Copy out lines with the word "usneslo" from the material that follows.

··· SUPPLIED DATA ···

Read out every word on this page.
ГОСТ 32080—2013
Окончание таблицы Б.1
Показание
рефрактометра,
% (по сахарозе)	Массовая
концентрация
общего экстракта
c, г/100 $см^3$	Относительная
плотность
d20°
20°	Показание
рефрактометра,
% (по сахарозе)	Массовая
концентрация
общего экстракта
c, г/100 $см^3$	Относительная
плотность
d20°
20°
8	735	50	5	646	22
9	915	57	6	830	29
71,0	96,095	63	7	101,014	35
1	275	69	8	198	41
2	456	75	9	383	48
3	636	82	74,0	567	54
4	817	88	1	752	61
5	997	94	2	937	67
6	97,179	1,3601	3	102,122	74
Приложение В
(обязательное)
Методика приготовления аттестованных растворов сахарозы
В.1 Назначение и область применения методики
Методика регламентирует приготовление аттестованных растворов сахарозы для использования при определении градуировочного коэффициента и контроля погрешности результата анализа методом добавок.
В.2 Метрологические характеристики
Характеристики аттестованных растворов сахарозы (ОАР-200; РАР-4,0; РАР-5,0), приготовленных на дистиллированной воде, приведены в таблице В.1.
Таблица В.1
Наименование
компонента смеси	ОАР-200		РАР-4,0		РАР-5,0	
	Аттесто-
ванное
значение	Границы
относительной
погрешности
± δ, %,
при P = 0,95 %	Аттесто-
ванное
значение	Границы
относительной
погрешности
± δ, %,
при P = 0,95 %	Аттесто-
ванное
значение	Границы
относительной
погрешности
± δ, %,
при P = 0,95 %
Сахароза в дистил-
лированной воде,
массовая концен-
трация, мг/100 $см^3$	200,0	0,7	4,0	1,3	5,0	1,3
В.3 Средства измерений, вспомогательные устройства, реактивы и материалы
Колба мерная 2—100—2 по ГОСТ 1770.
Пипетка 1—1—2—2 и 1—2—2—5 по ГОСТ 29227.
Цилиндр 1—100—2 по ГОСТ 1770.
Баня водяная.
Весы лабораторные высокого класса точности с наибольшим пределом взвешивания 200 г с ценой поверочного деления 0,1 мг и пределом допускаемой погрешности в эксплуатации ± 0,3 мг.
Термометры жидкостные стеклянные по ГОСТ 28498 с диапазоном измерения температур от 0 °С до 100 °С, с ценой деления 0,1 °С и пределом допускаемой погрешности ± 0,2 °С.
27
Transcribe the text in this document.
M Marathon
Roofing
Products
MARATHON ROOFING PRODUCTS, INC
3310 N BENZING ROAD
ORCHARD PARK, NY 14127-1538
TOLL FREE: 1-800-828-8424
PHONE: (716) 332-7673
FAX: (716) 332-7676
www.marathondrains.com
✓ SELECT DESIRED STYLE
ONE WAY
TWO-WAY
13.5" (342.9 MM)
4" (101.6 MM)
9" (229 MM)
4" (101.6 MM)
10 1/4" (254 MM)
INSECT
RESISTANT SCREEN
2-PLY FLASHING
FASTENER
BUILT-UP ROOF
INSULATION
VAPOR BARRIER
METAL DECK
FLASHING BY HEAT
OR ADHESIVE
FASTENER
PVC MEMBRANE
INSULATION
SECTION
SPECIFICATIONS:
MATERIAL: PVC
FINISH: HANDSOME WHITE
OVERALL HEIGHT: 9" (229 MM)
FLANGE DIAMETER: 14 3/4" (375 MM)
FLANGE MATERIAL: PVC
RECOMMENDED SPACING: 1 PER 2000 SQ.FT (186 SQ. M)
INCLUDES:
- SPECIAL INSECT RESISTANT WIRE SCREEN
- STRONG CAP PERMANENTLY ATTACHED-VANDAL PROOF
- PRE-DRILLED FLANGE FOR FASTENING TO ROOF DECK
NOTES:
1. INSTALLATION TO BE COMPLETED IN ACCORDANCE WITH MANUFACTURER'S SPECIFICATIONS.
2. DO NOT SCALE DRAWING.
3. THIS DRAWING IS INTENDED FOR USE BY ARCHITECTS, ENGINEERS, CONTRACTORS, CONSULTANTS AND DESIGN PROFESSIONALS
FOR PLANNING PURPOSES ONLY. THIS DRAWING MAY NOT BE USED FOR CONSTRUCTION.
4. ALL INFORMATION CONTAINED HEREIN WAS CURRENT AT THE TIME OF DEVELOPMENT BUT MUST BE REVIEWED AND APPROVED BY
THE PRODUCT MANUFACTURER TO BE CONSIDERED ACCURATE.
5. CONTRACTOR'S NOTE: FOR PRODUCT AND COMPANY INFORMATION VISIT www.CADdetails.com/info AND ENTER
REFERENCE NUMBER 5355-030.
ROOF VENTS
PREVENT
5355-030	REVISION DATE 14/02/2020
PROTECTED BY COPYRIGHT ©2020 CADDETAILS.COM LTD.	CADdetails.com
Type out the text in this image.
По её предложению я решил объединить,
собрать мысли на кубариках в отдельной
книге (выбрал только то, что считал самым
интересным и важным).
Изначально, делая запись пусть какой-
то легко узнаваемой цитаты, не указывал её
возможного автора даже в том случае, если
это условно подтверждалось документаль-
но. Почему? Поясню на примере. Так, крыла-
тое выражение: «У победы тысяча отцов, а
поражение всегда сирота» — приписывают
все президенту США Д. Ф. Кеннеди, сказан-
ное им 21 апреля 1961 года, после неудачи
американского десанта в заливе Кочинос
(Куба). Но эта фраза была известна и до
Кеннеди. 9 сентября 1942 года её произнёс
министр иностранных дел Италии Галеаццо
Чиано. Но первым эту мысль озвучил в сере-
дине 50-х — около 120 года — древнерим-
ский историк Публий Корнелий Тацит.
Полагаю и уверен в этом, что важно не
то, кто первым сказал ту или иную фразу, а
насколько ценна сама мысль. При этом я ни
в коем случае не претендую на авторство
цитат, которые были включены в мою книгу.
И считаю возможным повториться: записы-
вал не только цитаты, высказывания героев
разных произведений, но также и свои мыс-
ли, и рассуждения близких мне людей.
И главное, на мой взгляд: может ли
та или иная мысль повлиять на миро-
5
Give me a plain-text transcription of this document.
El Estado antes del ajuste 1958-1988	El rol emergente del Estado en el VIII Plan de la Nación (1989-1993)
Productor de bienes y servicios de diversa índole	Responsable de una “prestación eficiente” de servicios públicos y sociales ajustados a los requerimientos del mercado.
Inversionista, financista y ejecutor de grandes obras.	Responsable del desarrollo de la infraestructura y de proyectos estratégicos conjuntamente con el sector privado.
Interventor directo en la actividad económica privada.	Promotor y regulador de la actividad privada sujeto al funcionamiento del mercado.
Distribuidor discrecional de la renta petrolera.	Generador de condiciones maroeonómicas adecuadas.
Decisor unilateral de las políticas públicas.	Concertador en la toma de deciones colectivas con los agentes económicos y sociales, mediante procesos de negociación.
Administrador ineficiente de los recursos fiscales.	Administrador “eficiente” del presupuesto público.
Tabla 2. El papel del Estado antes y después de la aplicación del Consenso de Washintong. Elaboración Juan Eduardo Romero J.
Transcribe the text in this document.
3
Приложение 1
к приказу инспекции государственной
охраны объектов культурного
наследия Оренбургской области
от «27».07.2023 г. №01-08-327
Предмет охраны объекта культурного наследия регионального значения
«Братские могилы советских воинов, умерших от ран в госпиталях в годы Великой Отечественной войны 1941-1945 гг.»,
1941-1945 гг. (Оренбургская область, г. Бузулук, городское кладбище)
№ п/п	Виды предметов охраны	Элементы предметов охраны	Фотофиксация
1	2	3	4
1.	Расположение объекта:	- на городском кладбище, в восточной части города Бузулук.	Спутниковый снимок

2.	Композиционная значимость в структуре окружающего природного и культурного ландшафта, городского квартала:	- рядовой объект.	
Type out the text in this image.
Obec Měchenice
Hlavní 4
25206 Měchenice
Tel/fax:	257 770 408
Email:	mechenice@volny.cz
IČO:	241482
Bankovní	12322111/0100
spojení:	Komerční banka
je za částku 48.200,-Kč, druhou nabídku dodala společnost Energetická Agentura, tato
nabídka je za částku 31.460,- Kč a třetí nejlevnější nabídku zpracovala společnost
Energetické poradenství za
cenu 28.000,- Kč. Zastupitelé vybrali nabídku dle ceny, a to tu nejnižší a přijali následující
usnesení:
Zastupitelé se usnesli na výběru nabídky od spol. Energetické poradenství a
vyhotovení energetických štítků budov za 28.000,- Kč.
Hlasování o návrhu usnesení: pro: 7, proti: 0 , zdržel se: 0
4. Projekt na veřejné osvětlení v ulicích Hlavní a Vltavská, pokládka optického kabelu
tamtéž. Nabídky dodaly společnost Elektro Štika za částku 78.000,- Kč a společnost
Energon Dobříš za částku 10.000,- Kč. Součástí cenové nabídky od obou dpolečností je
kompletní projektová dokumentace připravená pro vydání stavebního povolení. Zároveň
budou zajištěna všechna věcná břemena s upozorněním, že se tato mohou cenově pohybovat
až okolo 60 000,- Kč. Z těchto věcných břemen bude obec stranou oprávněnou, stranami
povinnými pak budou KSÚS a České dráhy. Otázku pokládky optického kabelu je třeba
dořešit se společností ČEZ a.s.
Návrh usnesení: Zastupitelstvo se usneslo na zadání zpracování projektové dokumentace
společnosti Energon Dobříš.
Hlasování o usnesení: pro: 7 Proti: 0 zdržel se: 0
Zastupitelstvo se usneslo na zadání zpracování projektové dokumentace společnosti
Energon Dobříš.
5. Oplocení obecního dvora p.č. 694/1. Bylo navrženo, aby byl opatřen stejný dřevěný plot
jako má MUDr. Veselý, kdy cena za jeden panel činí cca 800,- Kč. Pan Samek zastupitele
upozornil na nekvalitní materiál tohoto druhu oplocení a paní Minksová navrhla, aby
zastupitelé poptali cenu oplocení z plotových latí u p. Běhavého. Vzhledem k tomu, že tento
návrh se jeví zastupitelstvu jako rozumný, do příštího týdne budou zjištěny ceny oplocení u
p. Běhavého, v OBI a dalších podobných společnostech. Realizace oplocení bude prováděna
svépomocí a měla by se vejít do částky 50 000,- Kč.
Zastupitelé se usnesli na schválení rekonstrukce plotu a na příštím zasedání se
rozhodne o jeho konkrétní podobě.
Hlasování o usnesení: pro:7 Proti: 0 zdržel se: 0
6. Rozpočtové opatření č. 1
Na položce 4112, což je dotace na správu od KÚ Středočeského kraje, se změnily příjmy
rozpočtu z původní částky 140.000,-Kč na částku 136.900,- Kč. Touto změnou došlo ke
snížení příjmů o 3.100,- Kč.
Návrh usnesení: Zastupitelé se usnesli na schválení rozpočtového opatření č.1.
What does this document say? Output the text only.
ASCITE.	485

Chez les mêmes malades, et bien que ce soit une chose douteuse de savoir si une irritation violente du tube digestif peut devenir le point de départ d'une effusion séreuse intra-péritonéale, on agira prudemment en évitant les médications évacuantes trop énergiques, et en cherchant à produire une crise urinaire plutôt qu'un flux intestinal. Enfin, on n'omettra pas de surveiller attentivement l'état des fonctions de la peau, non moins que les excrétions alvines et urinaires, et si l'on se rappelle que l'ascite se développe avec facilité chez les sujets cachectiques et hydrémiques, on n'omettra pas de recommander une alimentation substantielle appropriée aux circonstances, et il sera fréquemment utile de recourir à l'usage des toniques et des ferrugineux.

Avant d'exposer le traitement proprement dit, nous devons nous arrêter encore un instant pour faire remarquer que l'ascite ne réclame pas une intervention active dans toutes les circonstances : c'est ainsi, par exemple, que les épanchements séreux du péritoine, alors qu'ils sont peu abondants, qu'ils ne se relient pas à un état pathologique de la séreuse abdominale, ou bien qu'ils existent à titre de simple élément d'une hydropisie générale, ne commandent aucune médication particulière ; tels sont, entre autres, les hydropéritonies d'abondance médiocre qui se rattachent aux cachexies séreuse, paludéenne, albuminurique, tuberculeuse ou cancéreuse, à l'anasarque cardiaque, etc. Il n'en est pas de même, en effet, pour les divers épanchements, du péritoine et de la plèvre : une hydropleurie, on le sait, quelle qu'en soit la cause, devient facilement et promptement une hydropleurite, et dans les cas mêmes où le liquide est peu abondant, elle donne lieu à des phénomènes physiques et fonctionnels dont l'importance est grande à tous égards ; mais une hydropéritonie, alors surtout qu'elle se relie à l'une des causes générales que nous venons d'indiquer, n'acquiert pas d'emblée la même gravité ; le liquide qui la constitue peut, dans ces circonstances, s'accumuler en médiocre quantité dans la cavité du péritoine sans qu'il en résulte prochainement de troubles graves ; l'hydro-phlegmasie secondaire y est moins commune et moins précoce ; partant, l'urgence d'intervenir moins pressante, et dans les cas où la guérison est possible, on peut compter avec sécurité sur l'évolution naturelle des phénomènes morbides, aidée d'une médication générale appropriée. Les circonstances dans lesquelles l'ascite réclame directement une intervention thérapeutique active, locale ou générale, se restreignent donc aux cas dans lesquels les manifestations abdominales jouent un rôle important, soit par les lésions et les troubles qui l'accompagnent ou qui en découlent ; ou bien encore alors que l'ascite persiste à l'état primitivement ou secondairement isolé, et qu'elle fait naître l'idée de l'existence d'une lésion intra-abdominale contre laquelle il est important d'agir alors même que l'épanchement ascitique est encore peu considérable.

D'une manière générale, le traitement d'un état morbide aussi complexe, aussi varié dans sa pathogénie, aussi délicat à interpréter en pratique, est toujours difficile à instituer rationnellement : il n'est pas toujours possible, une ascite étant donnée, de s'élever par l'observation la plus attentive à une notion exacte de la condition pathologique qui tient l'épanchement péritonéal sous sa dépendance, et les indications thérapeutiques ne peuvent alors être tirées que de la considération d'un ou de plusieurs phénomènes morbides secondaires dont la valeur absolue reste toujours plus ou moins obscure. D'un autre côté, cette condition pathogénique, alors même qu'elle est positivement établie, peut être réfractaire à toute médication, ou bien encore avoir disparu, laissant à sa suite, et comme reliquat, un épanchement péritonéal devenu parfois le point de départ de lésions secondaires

···

THE SOLUTION:
Návrh usnesení: Zastupitelstvo se usneslo na zadání zpracování projektové dokumentace
Zastupitelstvo se usneslo na zadání zpracování projektové dokumentace společnosti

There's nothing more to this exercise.